> **Work to complete**
Update the following items by replacing every instance of "Point" with "Marker", leaving everything else unchanged.
::: Extracted information
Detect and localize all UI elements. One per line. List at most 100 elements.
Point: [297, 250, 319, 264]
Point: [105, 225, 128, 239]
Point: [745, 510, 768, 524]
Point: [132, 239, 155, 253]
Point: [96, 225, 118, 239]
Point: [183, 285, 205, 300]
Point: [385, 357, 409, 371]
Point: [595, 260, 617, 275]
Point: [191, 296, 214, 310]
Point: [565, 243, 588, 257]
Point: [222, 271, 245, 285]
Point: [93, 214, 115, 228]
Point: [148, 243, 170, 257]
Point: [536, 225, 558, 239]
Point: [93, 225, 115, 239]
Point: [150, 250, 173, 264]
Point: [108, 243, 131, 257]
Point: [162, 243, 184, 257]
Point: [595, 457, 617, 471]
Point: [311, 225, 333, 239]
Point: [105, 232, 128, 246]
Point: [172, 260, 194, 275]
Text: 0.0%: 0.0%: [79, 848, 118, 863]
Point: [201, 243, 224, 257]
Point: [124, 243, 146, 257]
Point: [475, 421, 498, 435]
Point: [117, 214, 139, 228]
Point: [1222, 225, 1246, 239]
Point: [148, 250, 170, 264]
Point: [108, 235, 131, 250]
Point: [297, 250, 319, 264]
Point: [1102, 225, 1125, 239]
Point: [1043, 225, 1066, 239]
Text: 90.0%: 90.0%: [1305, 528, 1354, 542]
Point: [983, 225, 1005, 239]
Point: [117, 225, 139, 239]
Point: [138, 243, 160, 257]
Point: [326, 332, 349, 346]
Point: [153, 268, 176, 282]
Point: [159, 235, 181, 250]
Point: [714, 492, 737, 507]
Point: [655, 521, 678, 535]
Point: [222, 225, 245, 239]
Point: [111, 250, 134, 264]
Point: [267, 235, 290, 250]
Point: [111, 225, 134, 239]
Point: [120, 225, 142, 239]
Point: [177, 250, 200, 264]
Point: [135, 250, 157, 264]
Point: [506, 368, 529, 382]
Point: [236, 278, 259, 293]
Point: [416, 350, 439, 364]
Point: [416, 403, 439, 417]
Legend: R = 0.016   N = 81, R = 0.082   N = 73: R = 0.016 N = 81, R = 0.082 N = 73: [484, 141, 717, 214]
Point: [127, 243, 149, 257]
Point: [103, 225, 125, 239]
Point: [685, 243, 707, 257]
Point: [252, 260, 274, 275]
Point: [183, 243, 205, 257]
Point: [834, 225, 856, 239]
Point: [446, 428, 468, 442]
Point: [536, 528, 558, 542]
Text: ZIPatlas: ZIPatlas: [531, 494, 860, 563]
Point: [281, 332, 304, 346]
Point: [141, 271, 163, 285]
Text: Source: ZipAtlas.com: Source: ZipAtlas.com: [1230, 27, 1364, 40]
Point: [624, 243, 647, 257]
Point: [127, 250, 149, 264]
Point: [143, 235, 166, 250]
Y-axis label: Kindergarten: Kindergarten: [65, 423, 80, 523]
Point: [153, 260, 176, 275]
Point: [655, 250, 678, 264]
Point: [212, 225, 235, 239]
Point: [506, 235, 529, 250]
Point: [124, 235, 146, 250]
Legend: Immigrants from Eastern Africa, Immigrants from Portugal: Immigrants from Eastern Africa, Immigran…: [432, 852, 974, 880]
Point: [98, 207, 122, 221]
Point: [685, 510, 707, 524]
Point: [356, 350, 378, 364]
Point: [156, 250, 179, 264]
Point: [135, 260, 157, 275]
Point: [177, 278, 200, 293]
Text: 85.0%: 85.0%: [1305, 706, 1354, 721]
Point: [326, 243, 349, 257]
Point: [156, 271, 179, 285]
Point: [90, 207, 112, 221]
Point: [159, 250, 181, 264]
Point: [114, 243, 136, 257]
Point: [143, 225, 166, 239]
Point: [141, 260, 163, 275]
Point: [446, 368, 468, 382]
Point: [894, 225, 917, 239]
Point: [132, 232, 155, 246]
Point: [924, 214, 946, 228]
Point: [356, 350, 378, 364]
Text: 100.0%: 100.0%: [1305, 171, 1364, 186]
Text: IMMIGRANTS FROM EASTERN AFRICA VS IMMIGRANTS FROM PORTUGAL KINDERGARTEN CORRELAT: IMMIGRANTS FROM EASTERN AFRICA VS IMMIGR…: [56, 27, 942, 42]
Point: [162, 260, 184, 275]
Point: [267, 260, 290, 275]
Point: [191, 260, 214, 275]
::::::
> **Exercise output**
Detect and localize all UI elements. One per line. List at most 100 elements.
Marker: [297, 250, 319, 264]
Marker: [105, 225, 128, 239]
Marker: [745, 510, 768, 524]
Marker: [132, 239, 155, 253]
Marker: [96, 225, 118, 239]
Marker: [183, 285, 205, 300]
Marker: [385, 357, 409, 371]
Marker: [595, 260, 617, 275]
Marker: [191, 296, 214, 310]
Marker: [565, 243, 588, 257]
Marker: [222, 271, 245, 285]
Marker: [93, 214, 115, 228]
Marker: [148, 243, 170, 257]
Marker: [536, 225, 558, 239]
Marker: [93, 225, 115, 239]
Marker: [150, 250, 173, 264]
Marker: [108, 243, 131, 257]
Marker: [162, 243, 184, 257]
Marker: [595, 457, 617, 471]
Marker: [311, 225, 333, 239]
Marker: [105, 232, 128, 246]
Marker: [172, 260, 194, 275]
Text: 0.0%: 0.0%: [79, 848, 118, 863]
Marker: [201, 243, 224, 257]
Marker: [124, 243, 146, 257]
Marker: [475, 421, 498, 435]
Marker: [117, 214, 139, 228]
Marker: [1222, 225, 1246, 239]
Marker: [148, 250, 170, 264]
Marker: [108, 235, 131, 250]
Marker: [297, 250, 319, 264]
Marker: [1102, 225, 1125, 239]
Marker: [1043, 225, 1066, 239]
Text: 90.0%: 90.0%: [1305, 528, 1354, 542]
Marker: [983, 225, 1005, 239]
Marker: [117, 225, 139, 239]
Marker: [138, 243, 160, 257]
Marker: [326, 332, 349, 346]
Marker: [153, 268, 176, 282]
Marker: [159, 235, 181, 250]
Marker: [714, 492, 737, 507]
Marker: [655, 521, 678, 535]
Marker: [222, 225, 245, 239]
Marker: [111, 250, 134, 264]
Marker: [267, 235, 290, 250]
Marker: [111, 225, 134, 239]
Marker: [120, 225, 142, 239]
Marker: [177, 250, 200, 264]
Marker: [135, 250, 157, 264]
Marker: [506, 368, 529, 382]
Marker: [236, 278, 259, 293]
Marker: [416, 350, 439, 364]
Marker: [416, 403, 439, 417]
Legend: R = 0.016   N = 81, R = 0.082   N = 73: R = 0.016 N = 81, R = 0.082 N = 73: [484, 141, 717, 214]
Marker: [127, 243, 149, 257]
Marker: [103, 225, 125, 239]
Marker: [685, 243, 707, 257]
Marker: [252, 260, 274, 275]
Marker: [183, 243, 205, 257]
Marker: [834, 225, 856, 239]
Marker: [446, 428, 468, 442]
Marker: [536, 528, 558, 542]
Text: ZIPatlas: ZIPatlas: [531, 494, 860, 563]
Marker: [281, 332, 304, 346]
Marker: [141, 271, 163, 285]
Text: Source: ZipAtlas.com: Source: ZipAtlas.com: [1230, 27, 1364, 40]
Marker: [624, 243, 647, 257]
Marker: [127, 250, 149, 264]
Marker: [143, 235, 166, 250]
Y-axis label: Kindergarten: Kindergarten: [65, 423, 80, 523]
Marker: [153, 260, 176, 275]
Marker: [655, 250, 678, 264]
Marker: [212, 225, 235, 239]
Marker: [506, 235, 529, 250]
Marker: [124, 235, 146, 250]
Legend: Immigrants from Eastern Africa, Immigrants from Portugal: Immigrants from Eastern Africa, Immigran…: [432, 852, 974, 880]
Marker: [98, 207, 122, 221]
Marker: [685, 510, 707, 524]
Marker: [356, 350, 378, 364]
Marker: [156, 250, 179, 264]
Marker: [135, 260, 157, 275]
Marker: [177, 278, 200, 293]
Text: 85.0%: 85.0%: [1305, 706, 1354, 721]
Marker: [326, 243, 349, 257]
Marker: [156, 271, 179, 285]
Marker: [90, 207, 112, 221]
Marker: [159, 250, 181, 264]
Marker: [114, 243, 136, 257]
Marker: [143, 225, 166, 239]
Marker: [141, 260, 163, 275]
Marker: [446, 368, 468, 382]
Marker: [894, 225, 917, 239]
Marker: [132, 232, 155, 246]
Marker: [924, 214, 946, 228]
Marker: [356, 350, 378, 364]
Text: 100.0%: 100.0%: [1305, 171, 1364, 186]
Text: IMMIGRANTS FROM EASTERN AFRICA VS IMMIGRANTS FROM PORTUGAL KINDERGARTEN CORRELAT: IMMIGRANTS FROM EASTERN AFRICA VS IMMIGR…: [56, 27, 942, 42]
Marker: [162, 260, 184, 275]
Marker: [267, 260, 290, 275]
Marker: [191, 260, 214, 275]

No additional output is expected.